Given task ▸ Extract all of the entries and set them down verbatim.

+===+

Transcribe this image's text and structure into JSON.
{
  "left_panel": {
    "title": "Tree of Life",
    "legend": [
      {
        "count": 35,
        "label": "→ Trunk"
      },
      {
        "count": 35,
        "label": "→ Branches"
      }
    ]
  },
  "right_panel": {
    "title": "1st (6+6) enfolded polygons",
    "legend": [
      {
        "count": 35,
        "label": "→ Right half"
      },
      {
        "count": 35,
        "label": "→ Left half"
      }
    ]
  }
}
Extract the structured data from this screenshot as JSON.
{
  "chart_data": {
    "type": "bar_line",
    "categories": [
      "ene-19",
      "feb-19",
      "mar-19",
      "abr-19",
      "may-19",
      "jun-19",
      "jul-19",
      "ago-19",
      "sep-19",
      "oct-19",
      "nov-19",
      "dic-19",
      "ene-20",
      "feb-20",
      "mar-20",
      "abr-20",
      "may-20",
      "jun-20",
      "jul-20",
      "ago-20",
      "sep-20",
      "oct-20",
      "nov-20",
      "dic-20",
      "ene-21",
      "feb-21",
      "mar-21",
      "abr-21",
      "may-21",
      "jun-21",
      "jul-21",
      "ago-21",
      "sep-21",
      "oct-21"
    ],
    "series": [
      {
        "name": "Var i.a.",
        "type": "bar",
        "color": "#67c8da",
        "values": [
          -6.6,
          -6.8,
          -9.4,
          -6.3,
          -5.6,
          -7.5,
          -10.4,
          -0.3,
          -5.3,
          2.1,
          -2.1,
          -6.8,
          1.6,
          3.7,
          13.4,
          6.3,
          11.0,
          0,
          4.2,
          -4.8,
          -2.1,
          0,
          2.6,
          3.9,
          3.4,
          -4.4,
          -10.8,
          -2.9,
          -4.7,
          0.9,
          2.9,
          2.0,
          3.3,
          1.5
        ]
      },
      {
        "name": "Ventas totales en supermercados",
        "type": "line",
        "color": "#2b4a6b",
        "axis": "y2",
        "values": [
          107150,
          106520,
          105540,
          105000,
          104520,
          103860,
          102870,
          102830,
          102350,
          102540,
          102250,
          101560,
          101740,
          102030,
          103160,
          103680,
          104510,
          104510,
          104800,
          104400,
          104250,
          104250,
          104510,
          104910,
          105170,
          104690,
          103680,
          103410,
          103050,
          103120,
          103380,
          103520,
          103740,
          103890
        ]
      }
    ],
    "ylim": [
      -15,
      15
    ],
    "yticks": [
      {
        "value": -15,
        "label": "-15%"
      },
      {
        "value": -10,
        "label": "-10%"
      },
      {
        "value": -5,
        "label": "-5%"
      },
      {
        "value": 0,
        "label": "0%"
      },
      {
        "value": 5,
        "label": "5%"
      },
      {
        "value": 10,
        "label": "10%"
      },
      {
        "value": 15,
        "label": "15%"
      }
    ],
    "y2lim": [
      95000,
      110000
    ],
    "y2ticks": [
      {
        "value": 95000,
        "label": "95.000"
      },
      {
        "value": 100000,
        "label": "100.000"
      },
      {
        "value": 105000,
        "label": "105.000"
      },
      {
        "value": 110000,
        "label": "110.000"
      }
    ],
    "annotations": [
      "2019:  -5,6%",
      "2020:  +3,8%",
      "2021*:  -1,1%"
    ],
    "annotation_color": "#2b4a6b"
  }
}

+===+

Answer to the problem ▸
Transcribe this image's text and structure into JSON.
{
  "left_panel": {
    "title": "Tree of Life",
    "legend": [
      {
        "count": 35,
        "label": "→ Trunk"
      },
      {
        "count": 35,
        "label": "→ Branches"
      }
    ]
  },
  "right_panel": {
    "title": "1st (6+6) enfolded polygons",
    "legend": [
      {
        "count": 35,
        "label": "→ Right half"
      },
      {
        "count": 35,
        "label": "→ Left half"
      }
    ]
  }
}
Extract the structured data from this screenshot as JSON.
{
  "chart_data": {
    "type": "bar_line",
    "categories": [
      "ene-19",
      "feb-19",
      "mar-19",
      "abr-19",
      "may-19",
      "jun-19",
      "jul-19",
      "ago-19",
      "sep-19",
      "oct-19",
      "nov-19",
      "dic-19",
      "ene-20",
      "feb-20",
      "mar-20",
      "abr-20",
      "may-20",
      "jun-20",
      "jul-20",
      "ago-20",
      "sep-20",
      "oct-20",
      "nov-20",
      "dic-20",
      "ene-21",
      "feb-21",
      "mar-21",
      "abr-21",
      "may-21",
      "jun-21",
      "jul-21",
      "ago-21",
      "sep-21",
      "oct-21"
    ],
    "series": [
      {
        "name": "Var i.a.",
        "type": "bar",
        "color": "#67c8da",
        "values": [
          -6.6,
          -6.8,
          -9.4,
          -6.3,
          -5.6,
          -7.5,
          -10.4,
          -0.3,
          -5.3,
          2.1,
          -2.1,
          -6.8,
          1.6,
          3.7,
          13.4,
          6.3,
          11.0,
          0,
          4.2,
          -4.8,
          -2.1,
          0,
          2.6,
          3.9,
          3.4,
          -4.4,
          -10.8,
          -2.9,
          -4.7,
          0.9,
          2.9,
          2.0,
          3.3,
          1.5
        ]
      },
      {
        "name": "Ventas totales en supermercados",
        "type": "line",
        "color": "#2b4a6b",
        "axis": "y2",
        "values": [
          107150,
          106520,
          105540,
          105000,
          104520,
          103860,
          102870,
          102830,
          102350,
          102540,
          102250,
          101560,
          101740,
          102030,
          103160,
          103680,
          104510,
          104510,
          104800,
          104400,
          104250,
          104250,
          104510,
          104910,
          105170,
          104690,
          103680,
          103410,
          103050,
          103120,
          103380,
          103520,
          103740,
          103890
        ]
      }
    ],
    "ylim": [
      -15,
      15
    ],
    "yticks": [
      {
        "value": -15,
        "label": "-15%"
      },
      {
        "value": -10,
        "label": "-10%"
      },
      {
        "value": -5,
        "label": "-5%"
      },
      {
        "value": 0,
        "label": "0%"
      },
      {
        "value": 5,
        "label": "5%"
      },
      {
        "value": 10,
        "label": "10%"
      },
      {
        "value": 15,
        "label": "15%"
      }
    ],
    "y2lim": [
      95000,
      110000
    ],
    "y2ticks": [
      {
        "value": 95000,
        "label": "95.000"
      },
      {
        "value": 100000,
        "label": "100.000"
      },
      {
        "value": 105000,
        "label": "105.000"
      },
      {
        "value": 110000,
        "label": "110.000"
      }
    ],
    "annotations": [
      "2019:  -5,6%",
      "2020:  +3,8%",
      "2021*:  -1,1%"
    ],
    "annotation_color": "#2b4a6b"
  }
}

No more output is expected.